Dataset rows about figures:
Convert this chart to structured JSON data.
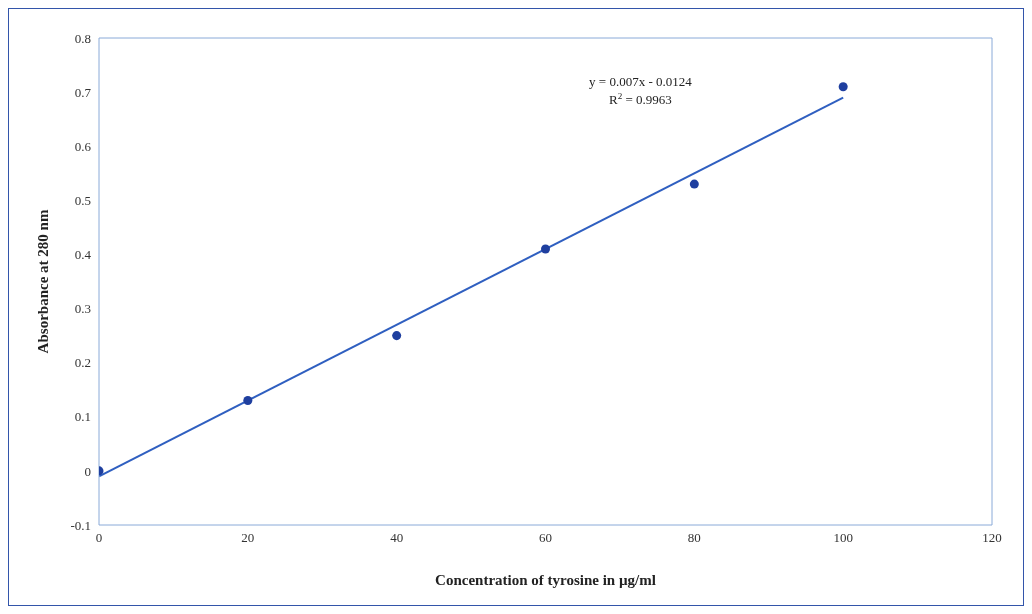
{
  "chart_data": {
    "type": "scatter",
    "xlabel": "Concentration of tyrosine in µg/ml",
    "ylabel": "Absorbance at 280 nm",
    "xlim": [
      0,
      120
    ],
    "xticks": [
      0,
      20,
      40,
      60,
      80,
      100,
      120
    ],
    "ylim": [
      -0.1,
      0.8
    ],
    "yticks": [
      -0.1,
      0,
      0.1,
      0.2,
      0.3,
      0.4,
      0.5,
      0.6,
      0.7,
      0.8
    ],
    "grid": false,
    "marker": "circle",
    "annotations": [
      "y = 0.007x - 0.0124",
      "R$^{2}$ = 0.9963"
    ],
    "x": [
      0,
      20,
      40,
      60,
      80,
      100
    ],
    "series": [
      {
        "color": "#1f3f9f",
        "values": [
          0,
          0.13,
          0.25,
          0.41,
          0.53,
          0.71
        ]
      },
      {
        "type": "line",
        "color": "#2f5fc0",
        "x": [
          0,
          100
        ],
        "values": [
          -0.01,
          0.69
        ],
        "line_style": "solid",
        "marker": "none"
      }
    ]
  }
}
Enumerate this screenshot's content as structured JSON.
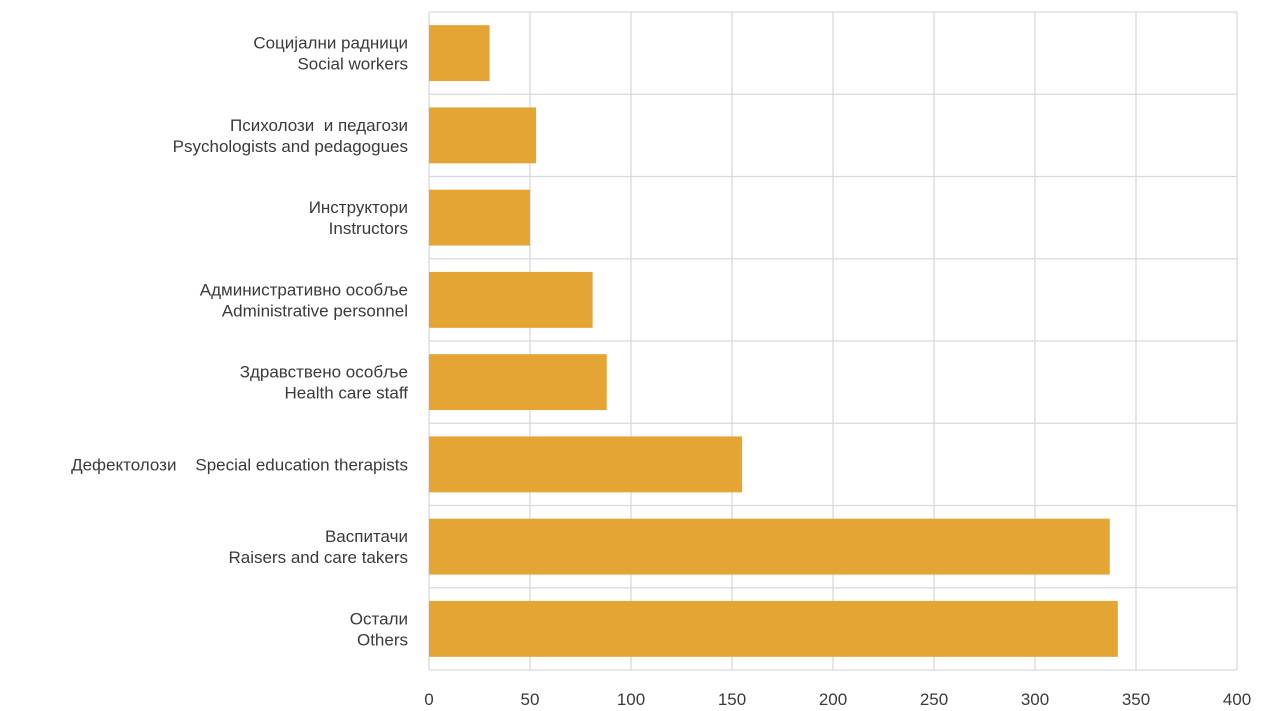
{
  "chart_data": {
    "type": "bar",
    "orientation": "horizontal",
    "categories": [
      "Социјални радници Social workers",
      "Психолози и педагози Psychologists and pedagogues",
      "Инструктори Instructors",
      "Административно особље Administrative personnel",
      "Здравствено особље Health care staff",
      "Дефектолози Special education therapists",
      "Васпитачи Raisers and care takers",
      "Остали Others"
    ],
    "category_labels": [
      [
        "Социјални радници",
        "Social workers"
      ],
      [
        "Психолози  и педагози",
        "Psychologists and pedagogues"
      ],
      [
        "Инструктори",
        "Instructors"
      ],
      [
        "Административно особље",
        "Administrative personnel"
      ],
      [
        "Здравствено особље",
        "Health care staff"
      ],
      [
        "Дефектолози    Special education therapists"
      ],
      [
        "Васпитачи",
        "Raisers and care takers"
      ],
      [
        "Остали",
        "Others"
      ]
    ],
    "values": [
      30,
      53,
      50,
      81,
      88,
      155,
      337,
      341
    ],
    "xlim": [
      0,
      400
    ],
    "xticks": [
      "0",
      "50",
      "100",
      "150",
      "200",
      "250",
      "300",
      "350",
      "400"
    ],
    "title": "",
    "xlabel": "",
    "ylabel": "",
    "grid": true,
    "legend": "none",
    "colors": {
      "bar": "#E5A535",
      "grid": "#D9D9D9",
      "text": "#3A3A3A"
    }
  }
}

**REQUIREMENT**. Without including any pictures, reproduce the listing exactly.

**ANSWER TO THIS EXERCISE**.
Convert this chart to structured JSON data.
{
  "chart_data": {
    "type": "scatter",
    "xlabel": "Concentration of tyrosine in µg/ml",
    "ylabel": "Absorbance at 280 nm",
    "xlim": [
      0,
      120
    ],
    "xticks": [
      0,
      20,
      40,
      60,
      80,
      100,
      120
    ],
    "ylim": [
      -0.1,
      0.8
    ],
    "yticks": [
      -0.1,
      0,
      0.1,
      0.2,
      0.3,
      0.4,
      0.5,
      0.6,
      0.7,
      0.8
    ],
    "grid": false,
    "marker": "circle",
    "annotations": [
      "y = 0.007x - 0.0124",
      "R$^{2}$ = 0.9963"
    ],
    "x": [
      0,
      20,
      40,
      60,
      80,
      100
    ],
    "series": [
      {
        "color": "#1f3f9f",
        "values": [
          0,
          0.13,
          0.25,
          0.41,
          0.53,
          0.71
        ]
      },
      {
        "type": "line",
        "color": "#2f5fc0",
        "x": [
          0,
          100
        ],
        "values": [
          -0.01,
          0.69
        ],
        "line_style": "solid",
        "marker": "none"
      }
    ]
  }
}
Enumerate this screenshot's content as structured JSON.
{
  "chart_data": {
    "type": "bar",
    "orientation": "horizontal",
    "categories": [
      "Социјални радници Social workers",
      "Психолози и педагози Psychologists and pedagogues",
      "Инструктори Instructors",
      "Административно особље Administrative personnel",
      "Здравствено особље Health care staff",
      "Дефектолози Special education therapists",
      "Васпитачи Raisers and care takers",
      "Остали Others"
    ],
    "category_labels": [
      [
        "Социјални радници",
        "Social workers"
      ],
      [
        "Психолози  и педагози",
        "Psychologists and pedagogues"
      ],
      [
        "Инструктори",
        "Instructors"
      ],
      [
        "Административно особље",
        "Administrative personnel"
      ],
      [
        "Здравствено особље",
        "Health care staff"
      ],
      [
        "Дефектолози    Special education therapists"
      ],
      [
        "Васпитачи",
        "Raisers and care takers"
      ],
      [
        "Остали",
        "Others"
      ]
    ],
    "values": [
      30,
      53,
      50,
      81,
      88,
      155,
      337,
      341
    ],
    "xlim": [
      0,
      400
    ],
    "xticks": [
      "0",
      "50",
      "100",
      "150",
      "200",
      "250",
      "300",
      "350",
      "400"
    ],
    "title": "",
    "xlabel": "",
    "ylabel": "",
    "grid": true,
    "legend": "none",
    "colors": {
      "bar": "#E5A535",
      "grid": "#D9D9D9",
      "text": "#3A3A3A"
    }
  }
}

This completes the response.